» **INSTRUCTIONS TO FOLLOW**
Write out, exactly as they appear, only the lines running from the line with "What does this" to the final line of the listing; include both.

Dataset entries
-*-

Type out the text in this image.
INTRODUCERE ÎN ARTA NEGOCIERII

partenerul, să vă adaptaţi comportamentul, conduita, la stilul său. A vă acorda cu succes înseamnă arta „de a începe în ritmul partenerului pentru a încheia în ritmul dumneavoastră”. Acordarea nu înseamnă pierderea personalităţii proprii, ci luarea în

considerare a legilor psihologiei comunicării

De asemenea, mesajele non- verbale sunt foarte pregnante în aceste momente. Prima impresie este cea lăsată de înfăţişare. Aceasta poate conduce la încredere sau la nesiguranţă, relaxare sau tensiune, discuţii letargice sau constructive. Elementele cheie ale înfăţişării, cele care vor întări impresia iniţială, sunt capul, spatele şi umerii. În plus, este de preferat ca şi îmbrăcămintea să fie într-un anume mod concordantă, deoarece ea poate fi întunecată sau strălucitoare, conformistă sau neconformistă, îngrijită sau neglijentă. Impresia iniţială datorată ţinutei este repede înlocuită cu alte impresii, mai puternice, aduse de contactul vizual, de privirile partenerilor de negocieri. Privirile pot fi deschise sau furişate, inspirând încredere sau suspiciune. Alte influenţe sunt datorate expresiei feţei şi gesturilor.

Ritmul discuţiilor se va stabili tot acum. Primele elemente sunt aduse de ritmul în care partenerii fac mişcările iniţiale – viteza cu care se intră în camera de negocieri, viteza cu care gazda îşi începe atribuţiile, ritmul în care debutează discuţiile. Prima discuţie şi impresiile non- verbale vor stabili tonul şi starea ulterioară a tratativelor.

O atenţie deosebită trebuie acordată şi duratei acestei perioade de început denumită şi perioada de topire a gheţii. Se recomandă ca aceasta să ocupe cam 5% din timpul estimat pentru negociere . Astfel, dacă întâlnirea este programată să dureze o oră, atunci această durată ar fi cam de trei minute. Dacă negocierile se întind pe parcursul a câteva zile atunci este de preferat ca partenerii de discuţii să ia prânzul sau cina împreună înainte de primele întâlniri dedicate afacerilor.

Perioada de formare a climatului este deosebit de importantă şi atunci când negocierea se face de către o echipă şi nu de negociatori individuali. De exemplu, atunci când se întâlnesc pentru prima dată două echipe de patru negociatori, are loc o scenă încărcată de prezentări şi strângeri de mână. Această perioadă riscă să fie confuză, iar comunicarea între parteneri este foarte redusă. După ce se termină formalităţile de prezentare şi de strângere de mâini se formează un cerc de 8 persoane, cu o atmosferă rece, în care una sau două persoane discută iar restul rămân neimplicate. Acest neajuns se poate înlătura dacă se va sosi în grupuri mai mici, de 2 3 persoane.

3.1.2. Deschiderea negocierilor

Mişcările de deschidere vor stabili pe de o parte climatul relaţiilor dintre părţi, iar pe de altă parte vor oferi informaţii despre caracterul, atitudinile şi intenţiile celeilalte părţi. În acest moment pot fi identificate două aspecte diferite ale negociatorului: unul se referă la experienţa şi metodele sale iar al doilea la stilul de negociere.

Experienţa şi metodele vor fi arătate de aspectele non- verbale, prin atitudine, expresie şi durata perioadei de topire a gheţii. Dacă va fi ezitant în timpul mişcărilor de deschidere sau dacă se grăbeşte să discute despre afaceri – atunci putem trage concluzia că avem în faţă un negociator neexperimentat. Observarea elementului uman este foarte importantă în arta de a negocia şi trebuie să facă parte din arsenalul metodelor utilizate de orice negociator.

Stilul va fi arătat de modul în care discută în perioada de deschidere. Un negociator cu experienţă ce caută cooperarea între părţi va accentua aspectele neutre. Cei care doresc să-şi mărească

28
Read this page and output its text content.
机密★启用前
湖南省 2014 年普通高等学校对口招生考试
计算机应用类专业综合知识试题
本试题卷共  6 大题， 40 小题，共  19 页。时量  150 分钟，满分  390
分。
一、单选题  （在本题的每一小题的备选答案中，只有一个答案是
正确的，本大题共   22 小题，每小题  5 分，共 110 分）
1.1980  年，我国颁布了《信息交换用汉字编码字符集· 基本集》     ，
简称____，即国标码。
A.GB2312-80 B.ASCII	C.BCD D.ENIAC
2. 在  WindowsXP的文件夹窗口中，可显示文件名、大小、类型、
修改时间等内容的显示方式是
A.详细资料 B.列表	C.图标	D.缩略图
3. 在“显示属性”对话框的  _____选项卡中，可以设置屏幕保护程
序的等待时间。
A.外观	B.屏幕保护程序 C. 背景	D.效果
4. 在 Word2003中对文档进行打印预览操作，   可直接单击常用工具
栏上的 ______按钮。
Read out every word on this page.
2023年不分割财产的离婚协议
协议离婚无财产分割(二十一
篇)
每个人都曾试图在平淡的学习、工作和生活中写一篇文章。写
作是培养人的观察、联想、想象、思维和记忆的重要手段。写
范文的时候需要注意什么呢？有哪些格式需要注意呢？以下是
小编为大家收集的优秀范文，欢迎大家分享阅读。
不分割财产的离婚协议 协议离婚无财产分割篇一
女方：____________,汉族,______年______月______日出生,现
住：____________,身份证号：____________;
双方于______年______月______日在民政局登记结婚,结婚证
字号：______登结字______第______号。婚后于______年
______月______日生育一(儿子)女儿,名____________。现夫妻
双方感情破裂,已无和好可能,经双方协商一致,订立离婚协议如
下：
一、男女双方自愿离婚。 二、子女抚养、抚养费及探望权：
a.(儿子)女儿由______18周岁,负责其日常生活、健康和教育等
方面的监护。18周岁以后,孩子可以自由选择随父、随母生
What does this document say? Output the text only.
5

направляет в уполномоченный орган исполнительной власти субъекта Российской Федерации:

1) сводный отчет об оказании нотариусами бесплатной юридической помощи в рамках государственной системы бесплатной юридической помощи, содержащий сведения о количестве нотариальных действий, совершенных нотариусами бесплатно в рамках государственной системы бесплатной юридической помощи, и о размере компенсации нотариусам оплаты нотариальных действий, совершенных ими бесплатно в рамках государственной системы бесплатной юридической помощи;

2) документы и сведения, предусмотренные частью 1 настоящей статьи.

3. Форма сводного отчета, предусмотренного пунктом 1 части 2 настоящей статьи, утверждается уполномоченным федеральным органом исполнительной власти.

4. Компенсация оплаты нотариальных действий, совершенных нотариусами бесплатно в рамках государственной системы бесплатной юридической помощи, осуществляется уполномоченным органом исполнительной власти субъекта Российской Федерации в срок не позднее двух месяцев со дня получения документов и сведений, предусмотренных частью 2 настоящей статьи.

-*-

» **EXERCISE ANSWER**
What does this document say? Output the text only.
5

направляет в уполномоченный орган исполнительной власти субъекта Российской Федерации:

1) сводный отчет об оказании нотариусами бесплатной юридической помощи в рамках государственной системы бесплатной юридической помощи, содержащий сведения о количестве нотариальных действий, совершенных нотариусами бесплатно в рамках государственной системы бесплатной юридической помощи, и о размере компенсации нотариусам оплаты нотариальных действий, совершенных ими бесплатно в рамках государственной системы бесплатной юридической помощи;

2) документы и сведения, предусмотренные частью 1 настоящей статьи.

3. Форма сводного отчета, предусмотренного пунктом 1 части 2 настоящей статьи, утверждается уполномоченным федеральным органом исполнительной власти.

4. Компенсация оплаты нотариальных действий, совершенных нотариусами бесплатно в рамках государственной системы бесплатной юридической помощи, осуществляется уполномоченным органом исполнительной власти субъекта Российской Федерации в срок не позднее двух месяцев со дня получения документов и сведений, предусмотренных частью 2 настоящей статьи.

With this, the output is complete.